■ Exercise directions: Each line containing the word "right" should be found and copied.

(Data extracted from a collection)
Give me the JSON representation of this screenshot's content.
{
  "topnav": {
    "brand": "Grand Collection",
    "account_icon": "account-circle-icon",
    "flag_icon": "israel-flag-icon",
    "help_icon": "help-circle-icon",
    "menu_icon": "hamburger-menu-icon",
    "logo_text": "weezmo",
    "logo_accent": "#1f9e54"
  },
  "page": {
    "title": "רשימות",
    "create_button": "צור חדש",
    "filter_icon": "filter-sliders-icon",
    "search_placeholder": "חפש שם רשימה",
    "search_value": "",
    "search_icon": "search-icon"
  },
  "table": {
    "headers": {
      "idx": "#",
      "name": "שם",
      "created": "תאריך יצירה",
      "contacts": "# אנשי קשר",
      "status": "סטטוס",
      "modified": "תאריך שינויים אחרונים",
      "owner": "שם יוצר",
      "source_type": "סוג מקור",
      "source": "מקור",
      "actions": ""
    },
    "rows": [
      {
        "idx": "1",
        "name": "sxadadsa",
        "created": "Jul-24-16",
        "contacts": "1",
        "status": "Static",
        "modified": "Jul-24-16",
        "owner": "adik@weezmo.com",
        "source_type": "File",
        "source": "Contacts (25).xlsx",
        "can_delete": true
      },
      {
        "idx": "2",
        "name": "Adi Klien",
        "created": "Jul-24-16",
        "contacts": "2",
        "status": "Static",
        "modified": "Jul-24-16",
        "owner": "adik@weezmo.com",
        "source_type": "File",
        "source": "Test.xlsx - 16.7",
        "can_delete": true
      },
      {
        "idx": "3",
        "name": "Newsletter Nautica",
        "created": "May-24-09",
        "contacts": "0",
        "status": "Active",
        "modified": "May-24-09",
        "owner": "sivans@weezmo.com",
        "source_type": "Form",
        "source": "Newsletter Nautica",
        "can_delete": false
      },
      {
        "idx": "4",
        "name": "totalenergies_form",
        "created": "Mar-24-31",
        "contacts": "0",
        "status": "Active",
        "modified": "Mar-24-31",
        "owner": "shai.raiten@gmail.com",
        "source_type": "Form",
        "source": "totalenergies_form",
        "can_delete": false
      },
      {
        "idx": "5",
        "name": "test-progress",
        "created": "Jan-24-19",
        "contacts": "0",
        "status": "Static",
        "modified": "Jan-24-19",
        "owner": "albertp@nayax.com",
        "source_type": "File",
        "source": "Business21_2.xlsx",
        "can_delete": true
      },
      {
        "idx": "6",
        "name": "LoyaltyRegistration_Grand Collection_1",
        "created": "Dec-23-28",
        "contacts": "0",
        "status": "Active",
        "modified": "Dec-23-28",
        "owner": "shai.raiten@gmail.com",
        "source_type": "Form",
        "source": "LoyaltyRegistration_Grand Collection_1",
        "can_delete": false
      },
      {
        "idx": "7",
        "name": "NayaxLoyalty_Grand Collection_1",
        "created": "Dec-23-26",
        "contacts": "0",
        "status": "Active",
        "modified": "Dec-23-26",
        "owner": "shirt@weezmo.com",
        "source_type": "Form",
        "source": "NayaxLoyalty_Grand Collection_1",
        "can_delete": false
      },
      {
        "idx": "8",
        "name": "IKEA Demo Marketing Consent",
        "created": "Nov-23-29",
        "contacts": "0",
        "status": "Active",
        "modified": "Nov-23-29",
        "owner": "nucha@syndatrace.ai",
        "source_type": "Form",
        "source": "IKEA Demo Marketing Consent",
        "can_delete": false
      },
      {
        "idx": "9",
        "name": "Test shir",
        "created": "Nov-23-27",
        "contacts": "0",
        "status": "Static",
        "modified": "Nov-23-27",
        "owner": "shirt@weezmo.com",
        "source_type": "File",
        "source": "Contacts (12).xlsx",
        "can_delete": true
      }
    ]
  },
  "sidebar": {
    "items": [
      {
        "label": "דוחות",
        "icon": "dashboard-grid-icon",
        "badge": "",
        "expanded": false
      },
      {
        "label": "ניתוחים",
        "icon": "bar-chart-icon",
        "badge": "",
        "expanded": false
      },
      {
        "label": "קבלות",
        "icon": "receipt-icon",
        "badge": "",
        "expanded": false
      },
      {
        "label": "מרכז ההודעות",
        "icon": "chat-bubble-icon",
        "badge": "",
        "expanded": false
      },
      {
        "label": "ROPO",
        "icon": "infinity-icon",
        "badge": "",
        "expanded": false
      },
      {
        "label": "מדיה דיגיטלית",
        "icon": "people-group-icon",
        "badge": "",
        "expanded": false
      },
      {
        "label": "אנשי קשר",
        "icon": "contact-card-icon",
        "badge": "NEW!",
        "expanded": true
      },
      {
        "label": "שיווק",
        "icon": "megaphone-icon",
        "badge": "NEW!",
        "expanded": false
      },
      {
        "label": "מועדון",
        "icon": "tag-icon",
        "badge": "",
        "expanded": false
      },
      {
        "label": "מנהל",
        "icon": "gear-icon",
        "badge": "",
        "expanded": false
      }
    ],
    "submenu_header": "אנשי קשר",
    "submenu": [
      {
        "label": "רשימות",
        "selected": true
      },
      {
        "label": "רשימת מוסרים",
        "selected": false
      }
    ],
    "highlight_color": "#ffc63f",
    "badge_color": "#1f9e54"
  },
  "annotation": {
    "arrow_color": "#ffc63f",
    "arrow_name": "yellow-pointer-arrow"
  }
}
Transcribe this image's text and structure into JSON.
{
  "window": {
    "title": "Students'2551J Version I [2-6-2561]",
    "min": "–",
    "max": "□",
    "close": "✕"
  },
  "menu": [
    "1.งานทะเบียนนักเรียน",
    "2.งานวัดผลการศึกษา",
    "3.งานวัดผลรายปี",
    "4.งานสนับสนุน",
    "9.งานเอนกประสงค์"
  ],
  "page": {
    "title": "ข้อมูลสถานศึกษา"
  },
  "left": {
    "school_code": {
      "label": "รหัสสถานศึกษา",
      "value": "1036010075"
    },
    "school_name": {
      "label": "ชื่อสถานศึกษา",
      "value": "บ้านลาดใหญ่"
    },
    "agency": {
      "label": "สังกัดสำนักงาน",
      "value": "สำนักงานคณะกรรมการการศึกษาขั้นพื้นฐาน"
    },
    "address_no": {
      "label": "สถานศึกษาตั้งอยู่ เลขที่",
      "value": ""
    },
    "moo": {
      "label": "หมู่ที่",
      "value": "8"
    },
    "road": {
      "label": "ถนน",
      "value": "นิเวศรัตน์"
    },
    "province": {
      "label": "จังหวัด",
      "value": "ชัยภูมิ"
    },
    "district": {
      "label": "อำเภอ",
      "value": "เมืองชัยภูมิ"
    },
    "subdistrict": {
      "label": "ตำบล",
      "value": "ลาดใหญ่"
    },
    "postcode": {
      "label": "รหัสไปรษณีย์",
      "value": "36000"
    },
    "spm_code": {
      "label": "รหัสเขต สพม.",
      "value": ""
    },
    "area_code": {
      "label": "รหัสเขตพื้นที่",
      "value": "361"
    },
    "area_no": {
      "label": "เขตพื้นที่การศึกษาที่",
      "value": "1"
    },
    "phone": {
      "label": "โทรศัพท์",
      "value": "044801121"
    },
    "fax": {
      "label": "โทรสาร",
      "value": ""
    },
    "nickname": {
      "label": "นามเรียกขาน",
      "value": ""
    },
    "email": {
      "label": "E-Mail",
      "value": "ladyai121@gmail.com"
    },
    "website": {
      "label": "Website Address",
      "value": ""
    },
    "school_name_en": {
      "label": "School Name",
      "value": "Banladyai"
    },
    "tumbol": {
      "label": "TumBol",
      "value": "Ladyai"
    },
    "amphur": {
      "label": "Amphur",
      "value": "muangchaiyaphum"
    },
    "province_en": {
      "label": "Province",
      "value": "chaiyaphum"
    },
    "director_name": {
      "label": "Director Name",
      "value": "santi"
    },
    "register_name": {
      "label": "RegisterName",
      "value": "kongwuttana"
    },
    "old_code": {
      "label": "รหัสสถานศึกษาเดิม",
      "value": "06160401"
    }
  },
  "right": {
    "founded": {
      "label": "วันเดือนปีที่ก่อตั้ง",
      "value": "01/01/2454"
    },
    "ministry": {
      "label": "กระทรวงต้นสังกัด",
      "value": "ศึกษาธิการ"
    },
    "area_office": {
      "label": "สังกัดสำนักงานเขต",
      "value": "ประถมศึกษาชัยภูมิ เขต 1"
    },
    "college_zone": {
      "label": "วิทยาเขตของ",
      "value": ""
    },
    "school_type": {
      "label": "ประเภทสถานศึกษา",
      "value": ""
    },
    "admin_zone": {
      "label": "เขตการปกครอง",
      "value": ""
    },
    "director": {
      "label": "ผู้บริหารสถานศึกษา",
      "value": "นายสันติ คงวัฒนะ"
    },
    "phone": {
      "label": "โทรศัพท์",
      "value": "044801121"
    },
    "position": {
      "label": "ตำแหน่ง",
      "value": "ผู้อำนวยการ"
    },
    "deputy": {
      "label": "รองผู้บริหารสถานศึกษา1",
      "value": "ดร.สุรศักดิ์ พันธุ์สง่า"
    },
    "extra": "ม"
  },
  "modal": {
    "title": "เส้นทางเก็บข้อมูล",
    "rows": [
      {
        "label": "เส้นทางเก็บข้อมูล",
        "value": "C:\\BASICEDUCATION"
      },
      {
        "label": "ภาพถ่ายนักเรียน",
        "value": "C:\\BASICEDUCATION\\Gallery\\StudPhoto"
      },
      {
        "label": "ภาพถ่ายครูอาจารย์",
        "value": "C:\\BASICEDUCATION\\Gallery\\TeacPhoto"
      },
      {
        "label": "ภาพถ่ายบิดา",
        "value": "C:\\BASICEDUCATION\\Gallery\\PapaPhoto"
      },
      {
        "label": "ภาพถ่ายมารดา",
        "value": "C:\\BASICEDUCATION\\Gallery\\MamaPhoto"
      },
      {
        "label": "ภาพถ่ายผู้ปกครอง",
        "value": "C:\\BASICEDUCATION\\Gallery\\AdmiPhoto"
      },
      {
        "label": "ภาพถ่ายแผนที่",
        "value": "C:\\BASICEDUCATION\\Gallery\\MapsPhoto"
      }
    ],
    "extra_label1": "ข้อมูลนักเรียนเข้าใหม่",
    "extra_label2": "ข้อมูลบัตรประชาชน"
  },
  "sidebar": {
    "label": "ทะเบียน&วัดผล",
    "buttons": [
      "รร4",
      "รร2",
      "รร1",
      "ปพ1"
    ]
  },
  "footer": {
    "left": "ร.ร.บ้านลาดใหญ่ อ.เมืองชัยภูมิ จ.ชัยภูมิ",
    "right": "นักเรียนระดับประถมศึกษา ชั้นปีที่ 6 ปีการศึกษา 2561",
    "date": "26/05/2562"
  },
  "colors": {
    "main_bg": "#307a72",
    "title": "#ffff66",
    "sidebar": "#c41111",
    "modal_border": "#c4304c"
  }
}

■ The result:
  "right": {
    "right": "นักเรียนระดับประถมศึกษา ชั้นปีที่ 6 ปีการศึกษา 2561",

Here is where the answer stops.